**DIRECTIONS FOR THIS TASK**:
Copy out every line exactly as given.

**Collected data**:
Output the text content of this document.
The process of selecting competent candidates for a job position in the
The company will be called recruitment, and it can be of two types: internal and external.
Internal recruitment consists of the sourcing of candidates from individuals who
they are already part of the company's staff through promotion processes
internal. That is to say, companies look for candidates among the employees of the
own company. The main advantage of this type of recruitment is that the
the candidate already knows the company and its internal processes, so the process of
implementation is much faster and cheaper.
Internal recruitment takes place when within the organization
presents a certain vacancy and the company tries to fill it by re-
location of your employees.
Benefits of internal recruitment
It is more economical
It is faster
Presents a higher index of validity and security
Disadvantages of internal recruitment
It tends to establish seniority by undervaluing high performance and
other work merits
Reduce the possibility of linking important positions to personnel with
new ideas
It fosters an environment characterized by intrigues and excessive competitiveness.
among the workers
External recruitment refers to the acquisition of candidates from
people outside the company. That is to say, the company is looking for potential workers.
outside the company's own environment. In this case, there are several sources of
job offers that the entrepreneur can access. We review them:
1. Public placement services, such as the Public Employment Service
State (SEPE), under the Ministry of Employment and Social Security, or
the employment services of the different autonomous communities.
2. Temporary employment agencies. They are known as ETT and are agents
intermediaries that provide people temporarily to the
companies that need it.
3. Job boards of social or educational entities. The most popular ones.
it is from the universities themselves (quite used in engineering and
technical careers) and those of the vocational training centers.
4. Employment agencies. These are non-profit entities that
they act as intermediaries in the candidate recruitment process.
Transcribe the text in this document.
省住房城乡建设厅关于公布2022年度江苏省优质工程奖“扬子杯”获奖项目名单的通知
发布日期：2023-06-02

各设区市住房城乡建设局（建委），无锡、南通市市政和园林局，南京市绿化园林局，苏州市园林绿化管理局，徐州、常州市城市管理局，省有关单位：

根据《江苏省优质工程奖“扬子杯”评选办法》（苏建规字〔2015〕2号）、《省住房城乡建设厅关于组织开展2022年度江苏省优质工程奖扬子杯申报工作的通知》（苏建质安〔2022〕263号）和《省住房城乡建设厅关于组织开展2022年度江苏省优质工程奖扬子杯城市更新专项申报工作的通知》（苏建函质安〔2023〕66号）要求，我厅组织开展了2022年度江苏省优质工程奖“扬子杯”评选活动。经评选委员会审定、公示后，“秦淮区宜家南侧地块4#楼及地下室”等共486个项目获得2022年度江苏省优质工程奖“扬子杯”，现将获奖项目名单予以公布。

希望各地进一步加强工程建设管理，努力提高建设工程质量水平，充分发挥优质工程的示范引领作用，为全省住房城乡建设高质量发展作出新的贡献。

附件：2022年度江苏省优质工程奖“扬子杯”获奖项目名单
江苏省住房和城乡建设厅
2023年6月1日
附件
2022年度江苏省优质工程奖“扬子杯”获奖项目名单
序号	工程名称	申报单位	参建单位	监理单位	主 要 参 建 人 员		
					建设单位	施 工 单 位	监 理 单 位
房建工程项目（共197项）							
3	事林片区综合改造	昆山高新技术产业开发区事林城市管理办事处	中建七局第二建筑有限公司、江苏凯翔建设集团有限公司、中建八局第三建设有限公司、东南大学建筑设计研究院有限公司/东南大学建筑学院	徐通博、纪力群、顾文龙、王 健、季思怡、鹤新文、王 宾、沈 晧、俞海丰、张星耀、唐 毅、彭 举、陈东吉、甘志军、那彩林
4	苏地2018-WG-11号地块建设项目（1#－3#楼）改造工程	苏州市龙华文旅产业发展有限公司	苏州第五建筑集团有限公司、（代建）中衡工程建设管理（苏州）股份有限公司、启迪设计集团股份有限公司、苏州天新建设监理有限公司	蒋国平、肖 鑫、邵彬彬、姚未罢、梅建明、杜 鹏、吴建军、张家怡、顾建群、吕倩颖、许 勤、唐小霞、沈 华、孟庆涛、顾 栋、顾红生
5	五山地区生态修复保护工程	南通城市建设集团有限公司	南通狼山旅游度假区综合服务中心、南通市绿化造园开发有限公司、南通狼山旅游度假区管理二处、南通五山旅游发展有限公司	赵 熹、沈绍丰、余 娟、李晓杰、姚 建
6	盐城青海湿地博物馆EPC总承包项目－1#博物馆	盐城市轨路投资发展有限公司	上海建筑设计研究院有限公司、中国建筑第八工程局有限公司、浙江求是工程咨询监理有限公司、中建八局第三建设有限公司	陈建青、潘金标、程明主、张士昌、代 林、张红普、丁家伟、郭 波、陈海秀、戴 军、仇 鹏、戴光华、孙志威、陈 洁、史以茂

**CORRECT OUTPUT**:
Output the text content of this document.
The process of selecting competent candidates for a job position in the
The company will be called recruitment, and it can be of two types: internal and external.
Internal recruitment consists of the sourcing of candidates from individuals who
they are already part of the company's staff through promotion processes
internal. That is to say, companies look for candidates among the employees of the
own company. The main advantage of this type of recruitment is that the
the candidate already knows the company and its internal processes, so the process of
implementation is much faster and cheaper.
Internal recruitment takes place when within the organization
presents a certain vacancy and the company tries to fill it by re-
location of your employees.
Benefits of internal recruitment
It is more economical
It is faster
Presents a higher index of validity and security
Disadvantages of internal recruitment
It tends to establish seniority by undervaluing high performance and
other work merits
Reduce the possibility of linking important positions to personnel with
new ideas
It fosters an environment characterized by intrigues and excessive competitiveness.
among the workers
External recruitment refers to the acquisition of candidates from
people outside the company. That is to say, the company is looking for potential workers.
outside the company's own environment. In this case, there are several sources of
job offers that the entrepreneur can access. We review them:
1. Public placement services, such as the Public Employment Service
State (SEPE), under the Ministry of Employment and Social Security, or
the employment services of the different autonomous communities.
2. Temporary employment agencies. They are known as ETT and are agents
intermediaries that provide people temporarily to the
companies that need it.
3. Job boards of social or educational entities. The most popular ones.
it is from the universities themselves (quite used in engineering and
technical careers) and those of the vocational training centers.
4. Employment agencies. These are non-profit entities that
they act as intermediaries in the candidate recruitment process.
Transcribe the text in this document.
省住房城乡建设厅关于公布2022年度江苏省优质工程奖“扬子杯”获奖项目名单的通知
发布日期：2023-06-02

各设区市住房城乡建设局（建委），无锡、南通市市政和园林局，南京市绿化园林局，苏州市园林绿化管理局，徐州、常州市城市管理局，省有关单位：

根据《江苏省优质工程奖“扬子杯”评选办法》（苏建规字〔2015〕2号）、《省住房城乡建设厅关于组织开展2022年度江苏省优质工程奖扬子杯申报工作的通知》（苏建质安〔2022〕263号）和《省住房城乡建设厅关于组织开展2022年度江苏省优质工程奖扬子杯城市更新专项申报工作的通知》（苏建函质安〔2023〕66号）要求，我厅组织开展了2022年度江苏省优质工程奖“扬子杯”评选活动。经评选委员会审定、公示后，“秦淮区宜家南侧地块4#楼及地下室”等共486个项目获得2022年度江苏省优质工程奖“扬子杯”，现将获奖项目名单予以公布。

希望各地进一步加强工程建设管理，努力提高建设工程质量水平，充分发挥优质工程的示范引领作用，为全省住房城乡建设高质量发展作出新的贡献。

附件：2022年度江苏省优质工程奖“扬子杯”获奖项目名单
江苏省住房和城乡建设厅
2023年6月1日
附件
2022年度江苏省优质工程奖“扬子杯”获奖项目名单
序号	工程名称	申报单位	参建单位	监理单位	主 要 参 建 人 员		
					建设单位	施 工 单 位	监 理 单 位
房建工程项目（共197项）							
3	事林片区综合改造	昆山高新技术产业开发区事林城市管理办事处	中建七局第二建筑有限公司、江苏凯翔建设集团有限公司、中建八局第三建设有限公司、东南大学建筑设计研究院有限公司/东南大学建筑学院	徐通博、纪力群、顾文龙、王 健、季思怡、鹤新文、王 宾、沈 晧、俞海丰、张星耀、唐 毅、彭 举、陈东吉、甘志军、那彩林
4	苏地2018-WG-11号地块建设项目（1#－3#楼）改造工程	苏州市龙华文旅产业发展有限公司	苏州第五建筑集团有限公司、（代建）中衡工程建设管理（苏州）股份有限公司、启迪设计集团股份有限公司、苏州天新建设监理有限公司	蒋国平、肖 鑫、邵彬彬、姚未罢、梅建明、杜 鹏、吴建军、张家怡、顾建群、吕倩颖、许 勤、唐小霞、沈 华、孟庆涛、顾 栋、顾红生
5	五山地区生态修复保护工程	南通城市建设集团有限公司	南通狼山旅游度假区综合服务中心、南通市绿化造园开发有限公司、南通狼山旅游度假区管理二处、南通五山旅游发展有限公司	赵 熹、沈绍丰、余 娟、李晓杰、姚 建
6	盐城青海湿地博物馆EPC总承包项目－1#博物馆	盐城市轨路投资发展有限公司	上海建筑设计研究院有限公司、中国建筑第八工程局有限公司、浙江求是工程咨询监理有限公司、中建八局第三建设有限公司	陈建青、潘金标、程明主、张士昌、代 林、张红普、丁家伟、郭 波、陈海秀、戴 军、仇 鹏、戴光华、孙志威、陈 洁、史以茂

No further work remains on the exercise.